> _RECORDS TO PROCESS_
┄┄┄┄┄┄┄┄┄┄┄┄┄┄┄┄┄┄┄┄

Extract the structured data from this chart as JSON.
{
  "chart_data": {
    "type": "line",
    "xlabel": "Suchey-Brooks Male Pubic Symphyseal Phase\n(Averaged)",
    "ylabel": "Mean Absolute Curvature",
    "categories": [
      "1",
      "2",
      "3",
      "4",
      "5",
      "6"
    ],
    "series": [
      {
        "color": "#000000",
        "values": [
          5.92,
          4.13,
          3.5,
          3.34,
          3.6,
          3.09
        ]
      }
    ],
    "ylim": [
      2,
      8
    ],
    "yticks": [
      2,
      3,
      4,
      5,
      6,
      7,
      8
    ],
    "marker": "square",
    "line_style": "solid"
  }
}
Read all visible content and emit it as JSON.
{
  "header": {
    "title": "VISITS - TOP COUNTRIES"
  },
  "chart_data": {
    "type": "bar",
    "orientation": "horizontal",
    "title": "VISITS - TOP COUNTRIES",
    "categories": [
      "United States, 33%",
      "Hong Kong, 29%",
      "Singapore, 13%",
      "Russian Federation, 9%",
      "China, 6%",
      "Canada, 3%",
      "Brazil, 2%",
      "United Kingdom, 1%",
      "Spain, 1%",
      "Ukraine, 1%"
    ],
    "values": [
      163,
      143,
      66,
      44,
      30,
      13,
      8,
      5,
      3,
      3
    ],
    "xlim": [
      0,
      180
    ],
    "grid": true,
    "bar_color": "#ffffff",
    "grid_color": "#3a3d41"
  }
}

┄┄┄┄┄┄┄┄┄┄┄┄┄┄┄┄┄┄┄┄

> _TASK OBJECTIVE_
Exactly reproduce every record.

> _EXERCISE RESULT_
Extract the structured data from this chart as JSON.
{
  "chart_data": {
    "type": "line",
    "xlabel": "Suchey-Brooks Male Pubic Symphyseal Phase\n(Averaged)",
    "ylabel": "Mean Absolute Curvature",
    "categories": [
      "1",
      "2",
      "3",
      "4",
      "5",
      "6"
    ],
    "series": [
      {
        "color": "#000000",
        "values": [
          5.92,
          4.13,
          3.5,
          3.34,
          3.6,
          3.09
        ]
      }
    ],
    "ylim": [
      2,
      8
    ],
    "yticks": [
      2,
      3,
      4,
      5,
      6,
      7,
      8
    ],
    "marker": "square",
    "line_style": "solid"
  }
}
Read all visible content and emit it as JSON.
{
  "header": {
    "title": "VISITS - TOP COUNTRIES"
  },
  "chart_data": {
    "type": "bar",
    "orientation": "horizontal",
    "title": "VISITS - TOP COUNTRIES",
    "categories": [
      "United States, 33%",
      "Hong Kong, 29%",
      "Singapore, 13%",
      "Russian Federation, 9%",
      "China, 6%",
      "Canada, 3%",
      "Brazil, 2%",
      "United Kingdom, 1%",
      "Spain, 1%",
      "Ukraine, 1%"
    ],
    "values": [
      163,
      143,
      66,
      44,
      30,
      13,
      8,
      5,
      3,
      3
    ],
    "xlim": [
      0,
      180
    ],
    "grid": true,
    "bar_color": "#ffffff",
    "grid_color": "#3a3d41"
  }
}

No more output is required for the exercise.